* _Problem to work on_:
How many of these lines hold the string "SRMTID"? Answer with the number only.

>> begin Records for the exercise

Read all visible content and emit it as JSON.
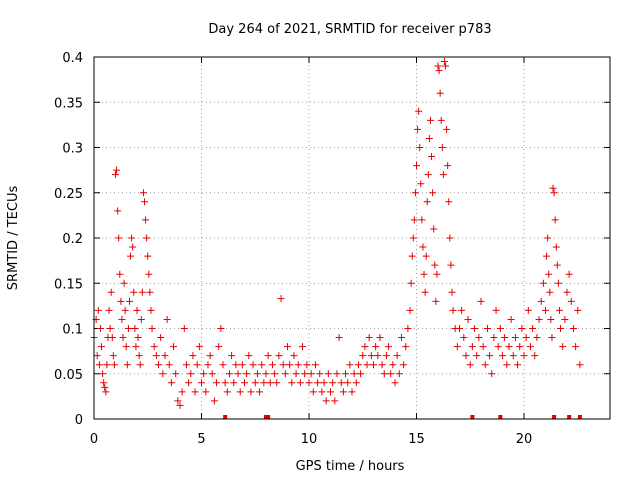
{
  "chart_data": {
    "type": "scatter",
    "title": "Day 264 of 2021, SRMTID for receiver p783",
    "xlabel": "GPS time / hours",
    "ylabel": "SRMTID / TECUs",
    "xlim": [
      0,
      24
    ],
    "ylim": [
      0,
      0.4
    ],
    "xticks": [
      0,
      5,
      10,
      15,
      20
    ],
    "yticks": [
      0,
      0.05,
      0.1,
      0.15,
      0.2,
      0.25,
      0.3,
      0.35,
      0.4
    ],
    "xtick_labels": [
      "0",
      "5",
      "10",
      "15",
      "20"
    ],
    "ytick_labels": [
      "0",
      "0.05",
      "0.1",
      "0.15",
      "0.2",
      "0.25",
      "0.3",
      "0.35",
      "0.4"
    ],
    "grid": true,
    "marker": "+",
    "color": "#e60000",
    "series": [
      {
        "name": "SRMTID",
        "points": [
          [
            0.0,
            0.09
          ],
          [
            0.1,
            0.11
          ],
          [
            0.15,
            0.07
          ],
          [
            0.2,
            0.12
          ],
          [
            0.25,
            0.06
          ],
          [
            0.3,
            0.1
          ],
          [
            0.35,
            0.08
          ],
          [
            0.4,
            0.05
          ],
          [
            0.45,
            0.04
          ],
          [
            0.5,
            0.035
          ],
          [
            0.55,
            0.03
          ],
          [
            0.6,
            0.06
          ],
          [
            0.65,
            0.09
          ],
          [
            0.7,
            0.12
          ],
          [
            0.75,
            0.1
          ],
          [
            0.8,
            0.14
          ],
          [
            0.85,
            0.09
          ],
          [
            0.9,
            0.07
          ],
          [
            0.95,
            0.06
          ],
          [
            1.0,
            0.27
          ],
          [
            1.05,
            0.275
          ],
          [
            1.1,
            0.23
          ],
          [
            1.15,
            0.2
          ],
          [
            1.2,
            0.16
          ],
          [
            1.25,
            0.13
          ],
          [
            1.3,
            0.11
          ],
          [
            1.35,
            0.09
          ],
          [
            1.4,
            0.15
          ],
          [
            1.45,
            0.12
          ],
          [
            1.5,
            0.08
          ],
          [
            1.55,
            0.06
          ],
          [
            1.6,
            0.1
          ],
          [
            1.65,
            0.13
          ],
          [
            1.7,
            0.18
          ],
          [
            1.75,
            0.2
          ],
          [
            1.8,
            0.19
          ],
          [
            1.85,
            0.14
          ],
          [
            1.9,
            0.1
          ],
          [
            1.95,
            0.08
          ],
          [
            2.0,
            0.12
          ],
          [
            2.05,
            0.09
          ],
          [
            2.1,
            0.07
          ],
          [
            2.15,
            0.06
          ],
          [
            2.2,
            0.11
          ],
          [
            2.25,
            0.14
          ],
          [
            2.3,
            0.25
          ],
          [
            2.35,
            0.24
          ],
          [
            2.4,
            0.22
          ],
          [
            2.45,
            0.2
          ],
          [
            2.5,
            0.18
          ],
          [
            2.55,
            0.16
          ],
          [
            2.6,
            0.14
          ],
          [
            2.65,
            0.12
          ],
          [
            2.7,
            0.1
          ],
          [
            2.8,
            0.08
          ],
          [
            2.9,
            0.07
          ],
          [
            3.0,
            0.06
          ],
          [
            3.1,
            0.09
          ],
          [
            3.2,
            0.05
          ],
          [
            3.3,
            0.07
          ],
          [
            3.4,
            0.11
          ],
          [
            3.5,
            0.06
          ],
          [
            3.6,
            0.04
          ],
          [
            3.7,
            0.08
          ],
          [
            3.8,
            0.05
          ],
          [
            3.9,
            0.02
          ],
          [
            4.0,
            0.015
          ],
          [
            4.1,
            0.03
          ],
          [
            4.2,
            0.1
          ],
          [
            4.3,
            0.06
          ],
          [
            4.4,
            0.04
          ],
          [
            4.5,
            0.05
          ],
          [
            4.6,
            0.07
          ],
          [
            4.7,
            0.03
          ],
          [
            4.8,
            0.06
          ],
          [
            4.9,
            0.08
          ],
          [
            5.0,
            0.04
          ],
          [
            5.1,
            0.05
          ],
          [
            5.2,
            0.03
          ],
          [
            5.3,
            0.06
          ],
          [
            5.4,
            0.07
          ],
          [
            5.5,
            0.05
          ],
          [
            5.6,
            0.02
          ],
          [
            5.7,
            0.04
          ],
          [
            5.8,
            0.08
          ],
          [
            5.9,
            0.1
          ],
          [
            6.0,
            0.06
          ],
          [
            6.1,
            0.04
          ],
          [
            6.2,
            0.03
          ],
          [
            6.3,
            0.05
          ],
          [
            6.4,
            0.07
          ],
          [
            6.5,
            0.04
          ],
          [
            6.6,
            0.06
          ],
          [
            6.7,
            0.05
          ],
          [
            6.8,
            0.03
          ],
          [
            6.9,
            0.06
          ],
          [
            7.0,
            0.04
          ],
          [
            7.1,
            0.05
          ],
          [
            7.2,
            0.07
          ],
          [
            7.3,
            0.03
          ],
          [
            7.4,
            0.06
          ],
          [
            7.5,
            0.04
          ],
          [
            7.6,
            0.05
          ],
          [
            7.7,
            0.03
          ],
          [
            7.8,
            0.06
          ],
          [
            7.9,
            0.04
          ],
          [
            8.0,
            0.05
          ],
          [
            8.1,
            0.07
          ],
          [
            8.2,
            0.04
          ],
          [
            8.3,
            0.06
          ],
          [
            8.4,
            0.05
          ],
          [
            8.5,
            0.04
          ],
          [
            8.6,
            0.07
          ],
          [
            8.7,
            0.133
          ],
          [
            8.8,
            0.06
          ],
          [
            8.9,
            0.05
          ],
          [
            9.0,
            0.08
          ],
          [
            9.1,
            0.06
          ],
          [
            9.2,
            0.04
          ],
          [
            9.3,
            0.07
          ],
          [
            9.4,
            0.05
          ],
          [
            9.5,
            0.06
          ],
          [
            9.6,
            0.04
          ],
          [
            9.7,
            0.08
          ],
          [
            9.8,
            0.05
          ],
          [
            9.9,
            0.06
          ],
          [
            10.0,
            0.04
          ],
          [
            10.1,
            0.05
          ],
          [
            10.2,
            0.03
          ],
          [
            10.3,
            0.06
          ],
          [
            10.4,
            0.04
          ],
          [
            10.5,
            0.05
          ],
          [
            10.6,
            0.03
          ],
          [
            10.7,
            0.04
          ],
          [
            10.8,
            0.02
          ],
          [
            10.9,
            0.05
          ],
          [
            11.0,
            0.03
          ],
          [
            11.1,
            0.04
          ],
          [
            11.2,
            0.02
          ],
          [
            11.3,
            0.05
          ],
          [
            11.4,
            0.09
          ],
          [
            11.5,
            0.04
          ],
          [
            11.6,
            0.03
          ],
          [
            11.7,
            0.05
          ],
          [
            11.8,
            0.04
          ],
          [
            11.9,
            0.06
          ],
          [
            12.0,
            0.03
          ],
          [
            12.1,
            0.05
          ],
          [
            12.2,
            0.04
          ],
          [
            12.3,
            0.06
          ],
          [
            12.4,
            0.05
          ],
          [
            12.5,
            0.07
          ],
          [
            12.6,
            0.08
          ],
          [
            12.7,
            0.06
          ],
          [
            12.8,
            0.09
          ],
          [
            12.9,
            0.07
          ],
          [
            13.0,
            0.06
          ],
          [
            13.1,
            0.08
          ],
          [
            13.2,
            0.07
          ],
          [
            13.3,
            0.09
          ],
          [
            13.4,
            0.06
          ],
          [
            13.5,
            0.05
          ],
          [
            13.6,
            0.07
          ],
          [
            13.7,
            0.08
          ],
          [
            13.8,
            0.05
          ],
          [
            13.9,
            0.06
          ],
          [
            14.0,
            0.04
          ],
          [
            14.1,
            0.07
          ],
          [
            14.2,
            0.05
          ],
          [
            14.3,
            0.09
          ],
          [
            14.4,
            0.06
          ],
          [
            14.5,
            0.08
          ],
          [
            14.6,
            0.1
          ],
          [
            14.7,
            0.12
          ],
          [
            14.75,
            0.15
          ],
          [
            14.8,
            0.18
          ],
          [
            14.85,
            0.2
          ],
          [
            14.9,
            0.22
          ],
          [
            14.95,
            0.25
          ],
          [
            15.0,
            0.28
          ],
          [
            15.05,
            0.32
          ],
          [
            15.1,
            0.34
          ],
          [
            15.15,
            0.3
          ],
          [
            15.2,
            0.26
          ],
          [
            15.25,
            0.22
          ],
          [
            15.3,
            0.19
          ],
          [
            15.35,
            0.16
          ],
          [
            15.4,
            0.14
          ],
          [
            15.45,
            0.18
          ],
          [
            15.5,
            0.24
          ],
          [
            15.55,
            0.27
          ],
          [
            15.6,
            0.31
          ],
          [
            15.65,
            0.33
          ],
          [
            15.7,
            0.29
          ],
          [
            15.75,
            0.25
          ],
          [
            15.8,
            0.21
          ],
          [
            15.85,
            0.17
          ],
          [
            15.9,
            0.13
          ],
          [
            15.95,
            0.16
          ],
          [
            16.0,
            0.39
          ],
          [
            16.05,
            0.385
          ],
          [
            16.1,
            0.36
          ],
          [
            16.15,
            0.33
          ],
          [
            16.2,
            0.3
          ],
          [
            16.25,
            0.27
          ],
          [
            16.3,
            0.395
          ],
          [
            16.35,
            0.39
          ],
          [
            16.4,
            0.32
          ],
          [
            16.45,
            0.28
          ],
          [
            16.5,
            0.24
          ],
          [
            16.55,
            0.2
          ],
          [
            16.6,
            0.17
          ],
          [
            16.65,
            0.14
          ],
          [
            16.7,
            0.12
          ],
          [
            16.8,
            0.1
          ],
          [
            16.9,
            0.08
          ],
          [
            17.0,
            0.1
          ],
          [
            17.1,
            0.12
          ],
          [
            17.2,
            0.09
          ],
          [
            17.3,
            0.07
          ],
          [
            17.4,
            0.11
          ],
          [
            17.5,
            0.06
          ],
          [
            17.6,
            0.08
          ],
          [
            17.7,
            0.1
          ],
          [
            17.8,
            0.07
          ],
          [
            17.9,
            0.09
          ],
          [
            18.0,
            0.13
          ],
          [
            18.1,
            0.08
          ],
          [
            18.2,
            0.06
          ],
          [
            18.3,
            0.1
          ],
          [
            18.4,
            0.07
          ],
          [
            18.5,
            0.05
          ],
          [
            18.6,
            0.09
          ],
          [
            18.7,
            0.12
          ],
          [
            18.8,
            0.08
          ],
          [
            18.9,
            0.1
          ],
          [
            19.0,
            0.07
          ],
          [
            19.1,
            0.09
          ],
          [
            19.2,
            0.06
          ],
          [
            19.3,
            0.08
          ],
          [
            19.4,
            0.11
          ],
          [
            19.5,
            0.07
          ],
          [
            19.6,
            0.09
          ],
          [
            19.7,
            0.06
          ],
          [
            19.8,
            0.08
          ],
          [
            19.9,
            0.1
          ],
          [
            20.0,
            0.07
          ],
          [
            20.1,
            0.09
          ],
          [
            20.2,
            0.12
          ],
          [
            20.3,
            0.08
          ],
          [
            20.4,
            0.1
          ],
          [
            20.5,
            0.07
          ],
          [
            20.6,
            0.09
          ],
          [
            20.7,
            0.11
          ],
          [
            20.8,
            0.13
          ],
          [
            20.9,
            0.15
          ],
          [
            21.0,
            0.12
          ],
          [
            21.05,
            0.18
          ],
          [
            21.1,
            0.2
          ],
          [
            21.15,
            0.16
          ],
          [
            21.2,
            0.14
          ],
          [
            21.25,
            0.11
          ],
          [
            21.3,
            0.09
          ],
          [
            21.35,
            0.255
          ],
          [
            21.4,
            0.25
          ],
          [
            21.45,
            0.22
          ],
          [
            21.5,
            0.19
          ],
          [
            21.55,
            0.17
          ],
          [
            21.6,
            0.15
          ],
          [
            21.65,
            0.12
          ],
          [
            21.7,
            0.1
          ],
          [
            21.8,
            0.08
          ],
          [
            21.9,
            0.11
          ],
          [
            22.0,
            0.14
          ],
          [
            22.1,
            0.16
          ],
          [
            22.2,
            0.13
          ],
          [
            22.3,
            0.1
          ],
          [
            22.4,
            0.08
          ],
          [
            22.5,
            0.12
          ],
          [
            22.6,
            0.06
          ]
        ]
      }
    ],
    "gap_markers_x": [
      6.1,
      8.0,
      8.1,
      17.6,
      18.9,
      21.4,
      22.1,
      22.6
    ]
  }
}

>> end Records for the exercise

* _Response to the task_:
3